Given task:
Extract all lines from the data beneath that include the word "marker".

Data records:
§

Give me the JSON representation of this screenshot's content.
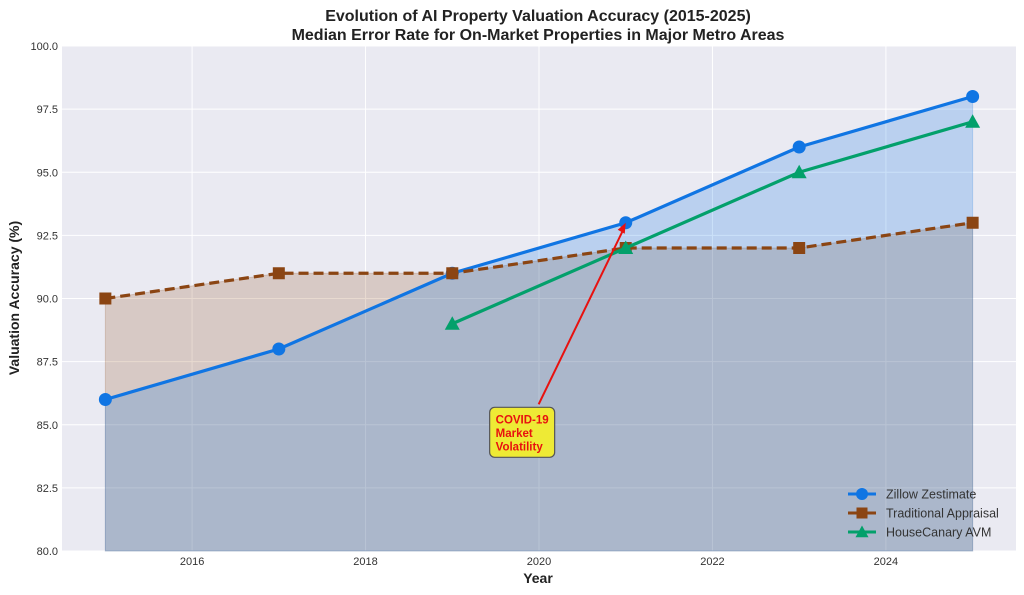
{
  "chart_data": {
    "type": "line",
    "title": "Evolution of AI Property Valuation Accuracy (2015-2025)",
    "subtitle": "Median Error Rate for On-Market Properties in Major Metro Areas",
    "xlabel": "Year",
    "ylabel": "Valuation Accuracy (%)",
    "xlim": [
      2014.5,
      2025.5
    ],
    "ylim": [
      80,
      100
    ],
    "xticks": [
      "2016",
      "2018",
      "2020",
      "2022",
      "2024"
    ],
    "yticks": [
      "80.0",
      "82.5",
      "85.0",
      "87.5",
      "90.0",
      "92.5",
      "95.0",
      "97.5",
      "100.0"
    ],
    "grid": true,
    "legend_position": "lower-right",
    "series": [
      {
        "name": "Zillow Zestimate",
        "color": "#1075e3",
        "marker": "circle",
        "dash": false,
        "fill": true,
        "x": [
          2015,
          2017,
          2019,
          2021,
          2023,
          2025
        ],
        "values": [
          86,
          88,
          91,
          93,
          96,
          98
        ]
      },
      {
        "name": "Traditional Appraisal",
        "color": "#8b4513",
        "marker": "square",
        "dash": true,
        "fill": true,
        "x": [
          2015,
          2017,
          2019,
          2021,
          2023,
          2025
        ],
        "values": [
          90,
          91,
          91,
          92,
          92,
          93
        ]
      },
      {
        "name": "HouseCanary AVM",
        "color": "#03a06b",
        "marker": "triangle",
        "dash": false,
        "fill": false,
        "x": [
          2019,
          2021,
          2023,
          2025
        ],
        "values": [
          89,
          92,
          95,
          97
        ]
      }
    ],
    "annotation": {
      "lines": [
        "COVID-19",
        "Market",
        "Volatility"
      ],
      "text_at": [
        2019.8,
        84.7
      ],
      "arrow_to": [
        2021,
        93
      ]
    }
  }
}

§

Answer to the task:
        "marker": "circle",
        "marker": "square",
        "marker": "triangle",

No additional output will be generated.